-- BEGIN --
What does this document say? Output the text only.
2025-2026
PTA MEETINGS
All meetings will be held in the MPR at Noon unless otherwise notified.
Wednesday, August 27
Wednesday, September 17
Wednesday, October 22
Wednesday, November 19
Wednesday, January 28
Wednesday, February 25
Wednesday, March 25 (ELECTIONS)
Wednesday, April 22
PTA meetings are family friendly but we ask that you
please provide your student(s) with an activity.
-- END --
* To be done *
Search the preceding listing for "Wednesday" and extract every line where it is found.

* Written solution *
Wednesday, August 27
Wednesday, September 17
Wednesday, October 22
Wednesday, November 19
Wednesday, January 28
Wednesday, February 25
Wednesday, March 25 (ELECTIONS)
Wednesday, April 22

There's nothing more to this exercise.